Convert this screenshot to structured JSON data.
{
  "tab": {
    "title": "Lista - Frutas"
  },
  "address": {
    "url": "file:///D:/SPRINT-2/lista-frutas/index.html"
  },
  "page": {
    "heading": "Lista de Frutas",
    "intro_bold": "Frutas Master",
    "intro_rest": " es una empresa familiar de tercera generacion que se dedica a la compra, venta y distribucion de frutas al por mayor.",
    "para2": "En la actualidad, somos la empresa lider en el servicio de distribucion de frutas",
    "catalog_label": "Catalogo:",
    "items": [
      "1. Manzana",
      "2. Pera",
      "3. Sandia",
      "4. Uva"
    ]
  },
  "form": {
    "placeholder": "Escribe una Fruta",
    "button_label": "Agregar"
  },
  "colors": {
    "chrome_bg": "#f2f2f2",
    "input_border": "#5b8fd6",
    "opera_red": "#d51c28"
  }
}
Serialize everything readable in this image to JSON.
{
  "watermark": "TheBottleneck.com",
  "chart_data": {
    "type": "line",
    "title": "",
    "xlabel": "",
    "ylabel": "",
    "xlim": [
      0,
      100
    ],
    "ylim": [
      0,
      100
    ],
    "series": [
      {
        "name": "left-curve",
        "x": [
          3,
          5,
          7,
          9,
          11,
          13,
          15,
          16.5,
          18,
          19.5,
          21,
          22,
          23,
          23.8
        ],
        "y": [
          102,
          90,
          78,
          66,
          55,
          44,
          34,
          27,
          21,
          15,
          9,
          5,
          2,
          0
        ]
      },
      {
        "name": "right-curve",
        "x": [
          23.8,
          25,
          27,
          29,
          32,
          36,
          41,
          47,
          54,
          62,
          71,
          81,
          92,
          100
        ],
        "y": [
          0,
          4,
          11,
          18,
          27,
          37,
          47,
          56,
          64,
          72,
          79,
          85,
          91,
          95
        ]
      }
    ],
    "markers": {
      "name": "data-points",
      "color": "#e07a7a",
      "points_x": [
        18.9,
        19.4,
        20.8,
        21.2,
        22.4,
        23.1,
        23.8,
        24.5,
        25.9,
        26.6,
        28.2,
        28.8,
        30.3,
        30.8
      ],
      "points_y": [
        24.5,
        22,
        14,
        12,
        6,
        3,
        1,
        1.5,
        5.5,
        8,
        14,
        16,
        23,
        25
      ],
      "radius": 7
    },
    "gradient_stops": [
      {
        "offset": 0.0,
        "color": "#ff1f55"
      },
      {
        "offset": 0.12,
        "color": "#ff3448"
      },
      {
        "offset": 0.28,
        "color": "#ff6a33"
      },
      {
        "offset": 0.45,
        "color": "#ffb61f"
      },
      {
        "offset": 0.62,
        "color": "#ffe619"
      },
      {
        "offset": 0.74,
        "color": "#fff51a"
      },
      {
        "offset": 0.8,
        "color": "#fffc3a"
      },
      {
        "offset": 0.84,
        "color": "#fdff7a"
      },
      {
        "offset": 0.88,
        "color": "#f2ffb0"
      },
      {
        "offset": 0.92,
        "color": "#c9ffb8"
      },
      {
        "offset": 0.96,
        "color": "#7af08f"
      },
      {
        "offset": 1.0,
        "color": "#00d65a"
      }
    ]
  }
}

+++

**Task statement:**
Copy every line of the records above that contains "this".

**Task result:**
Convert this screenshot to structured JSON data.
Serialize everything readable in this image to JSON.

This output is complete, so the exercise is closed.